● **The exercise**
Copy each line that holds "Churn".

● **Records shown**

########

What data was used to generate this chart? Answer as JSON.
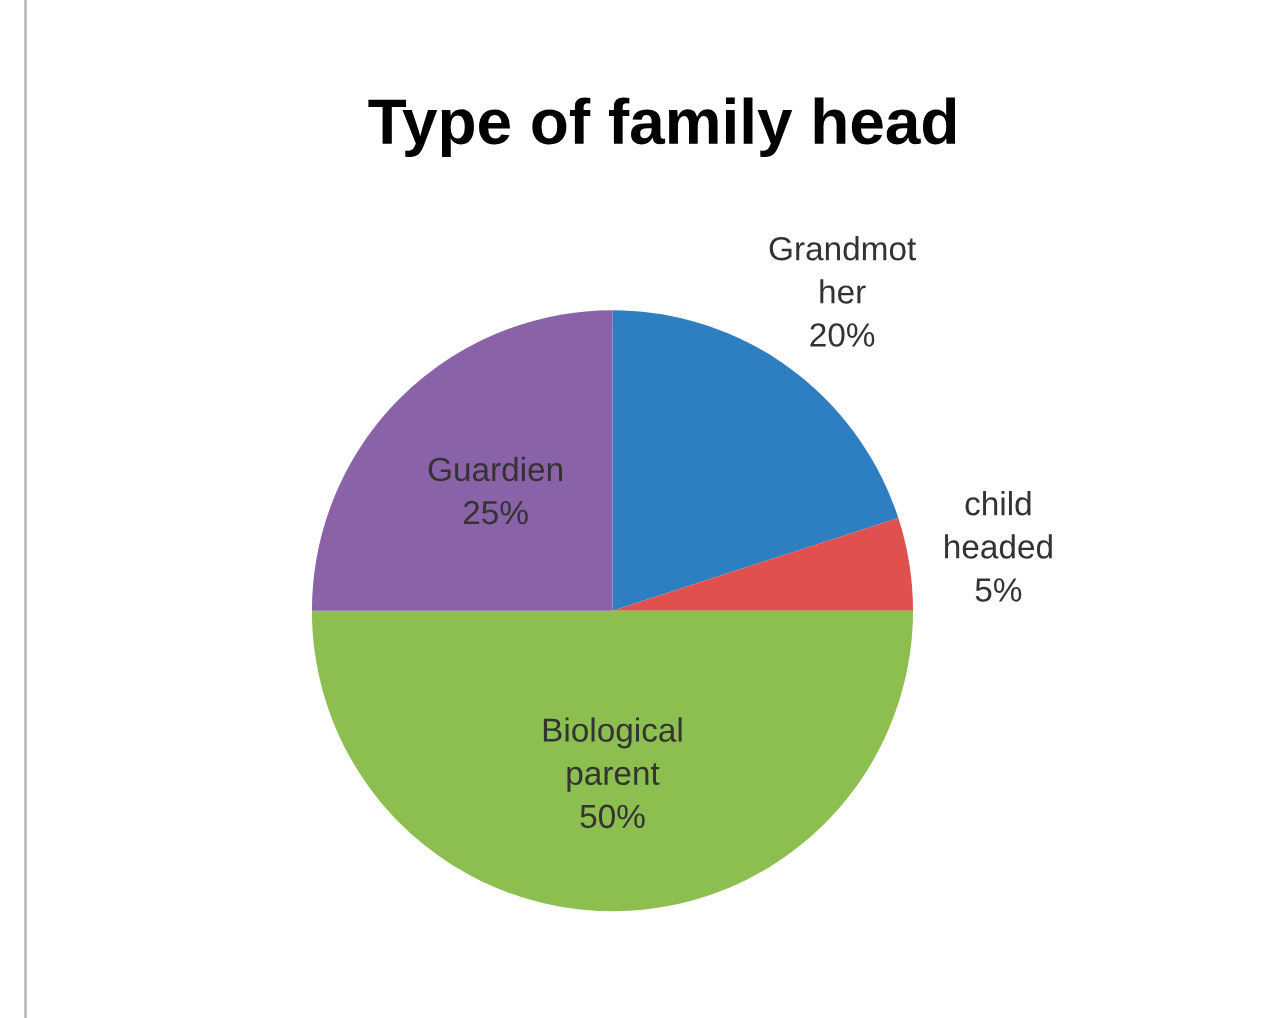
{
  "chart_data": {
    "type": "pie",
    "title": "Type of family head",
    "categories": [
      "Grandmot\nher",
      "child\nheaded",
      "Biological\nparent",
      "Guardien"
    ],
    "values": [
      20,
      5,
      50,
      25
    ],
    "colors": [
      "#2e7fc2",
      "#e0504e",
      "#8cbf4f",
      "#8a62a8"
    ],
    "value_labels": [
      "20%",
      "5%",
      "50%",
      "25%"
    ],
    "legend": false
  }
}
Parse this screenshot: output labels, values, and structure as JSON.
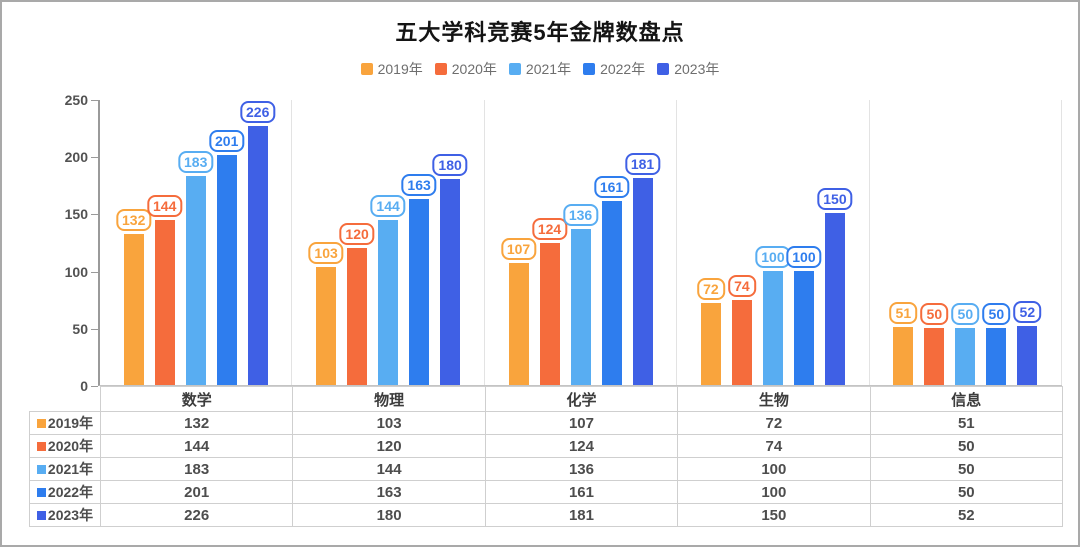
{
  "title": "五大学科竞赛5年金牌数盘点",
  "chart_data": {
    "type": "bar",
    "title": "五大学科竞赛5年金牌数盘点",
    "categories": [
      "数学",
      "物理",
      "化学",
      "生物",
      "信息"
    ],
    "series": [
      {
        "name": "2019年",
        "color": "#F9A43D",
        "values": [
          132,
          103,
          107,
          72,
          51
        ]
      },
      {
        "name": "2020年",
        "color": "#F56C3C",
        "values": [
          144,
          120,
          124,
          74,
          50
        ]
      },
      {
        "name": "2021年",
        "color": "#58ADF2",
        "values": [
          183,
          144,
          136,
          100,
          50
        ]
      },
      {
        "name": "2022年",
        "color": "#2E7DEE",
        "values": [
          201,
          163,
          161,
          100,
          50
        ]
      },
      {
        "name": "2023年",
        "color": "#3F60E5",
        "values": [
          226,
          180,
          181,
          150,
          52
        ]
      }
    ],
    "xlabel": "",
    "ylabel": "",
    "ylim": [
      0,
      250
    ],
    "yticks": [
      0,
      50,
      100,
      150,
      200,
      250
    ],
    "legend_position": "top",
    "grid": "off",
    "data_labels": "boxed above bars",
    "table_below": true
  },
  "colors": {
    "axis_line": "#9a9a9a",
    "panel_separator": "#e3e3e3",
    "table_border": "#cfcfcf",
    "legend_text": "#6e6e6e",
    "title_text": "#141414"
  }
}
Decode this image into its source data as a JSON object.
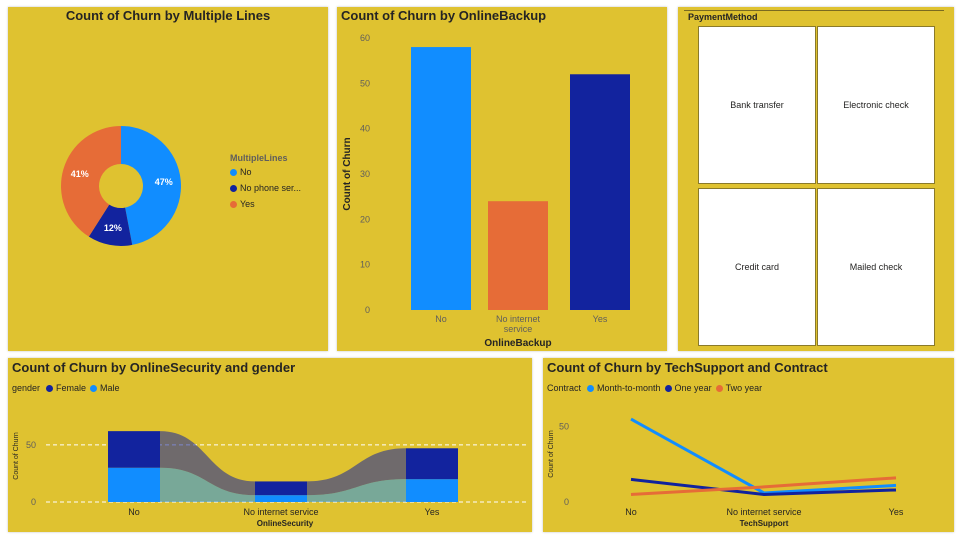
{
  "panels": {
    "multiple_lines": {
      "title": "Count of Churn by Multiple Lines"
    },
    "online_backup": {
      "title": "Count of Churn by OnlineBackup"
    },
    "payment": {
      "title": "PaymentMethod",
      "tiles": [
        "Bank transfer",
        "Electronic check",
        "Credit card",
        "Mailed check"
      ]
    },
    "online_security": {
      "title": "Count of Churn by OnlineSecurity and gender"
    },
    "tech_support": {
      "title": "Count of Churn by TechSupport and Contract"
    }
  },
  "colors": {
    "panel_bg": "#dfc230",
    "light_blue": "#118dff",
    "dark_blue": "#12239e",
    "orange": "#e66c37",
    "ribbon": "#5b5283"
  },
  "chart_data": [
    {
      "type": "pie",
      "donut": true,
      "title": "Count of Churn by Multiple Lines",
      "legend_title": "MultipleLines",
      "legend_position": "right",
      "categories": [
        "No",
        "No phone ser...",
        "Yes"
      ],
      "values": [
        47,
        12,
        41
      ],
      "labels": [
        "47%",
        "12%",
        "41%"
      ],
      "colors": [
        "#118dff",
        "#12239e",
        "#e66c37"
      ]
    },
    {
      "type": "bar",
      "title": "Count of Churn by OnlineBackup",
      "categories": [
        "No",
        "No internet service",
        "Yes"
      ],
      "category_lines": [
        [
          "No"
        ],
        [
          "No internet",
          "service"
        ],
        [
          "Yes"
        ]
      ],
      "values": [
        58,
        24,
        52
      ],
      "colors": [
        "#118dff",
        "#e66c37",
        "#12239e"
      ],
      "xlabel": "OnlineBackup",
      "ylabel": "Count of Churn",
      "ylim": [
        0,
        60
      ],
      "yticks": [
        0,
        10,
        20,
        30,
        40,
        50,
        60
      ],
      "grid": false
    },
    {
      "type": "bar",
      "stacked": true,
      "ribbon": true,
      "title": "Count of Churn by OnlineSecurity and gender",
      "legend_title": "gender",
      "legend_position": "top-left",
      "categories": [
        "No",
        "No internet service",
        "Yes"
      ],
      "series": [
        {
          "name": "Male",
          "values": [
            30,
            6,
            20
          ],
          "color": "#118dff"
        },
        {
          "name": "Female",
          "values": [
            32,
            12,
            27
          ],
          "color": "#12239e"
        }
      ],
      "legend_order": [
        "Female",
        "Male"
      ],
      "xlabel": "OnlineSecurity",
      "ylabel": "Count of Churn",
      "ylim": [
        0,
        70
      ],
      "yticks": [
        0,
        50
      ],
      "grid": true
    },
    {
      "type": "line",
      "title": "Count of Churn by TechSupport and Contract",
      "legend_title": "Contract",
      "legend_position": "top-left",
      "categories": [
        "No",
        "No internet service",
        "Yes"
      ],
      "series": [
        {
          "name": "Month-to-month",
          "values": [
            55,
            6,
            11
          ],
          "color": "#118dff"
        },
        {
          "name": "One year",
          "values": [
            15,
            5,
            8
          ],
          "color": "#12239e"
        },
        {
          "name": "Two year",
          "values": [
            5,
            10,
            16
          ],
          "color": "#e66c37"
        }
      ],
      "xlabel": "TechSupport",
      "ylabel": "Count of Churn",
      "ylim": [
        0,
        65
      ],
      "yticks": [
        0,
        50
      ],
      "grid": false
    }
  ]
}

########

● **Right answer**
      "title": "Count of Churn by Multiple Lines"
      "title": "Count of Churn by OnlineBackup"
      "title": "Count of Churn by OnlineSecurity and gender"
      "title": "Count of Churn by TechSupport and Contract"
      "title": "Count of Churn by Multiple Lines",
      "title": "Count of Churn by OnlineBackup",
      "ylabel": "Count of Churn",
      "title": "Count of Churn by OnlineSecurity and gender",
      "ylabel": "Count of Churn",
      "title": "Count of Churn by TechSupport and Contract",
      "ylabel": "Count of Churn",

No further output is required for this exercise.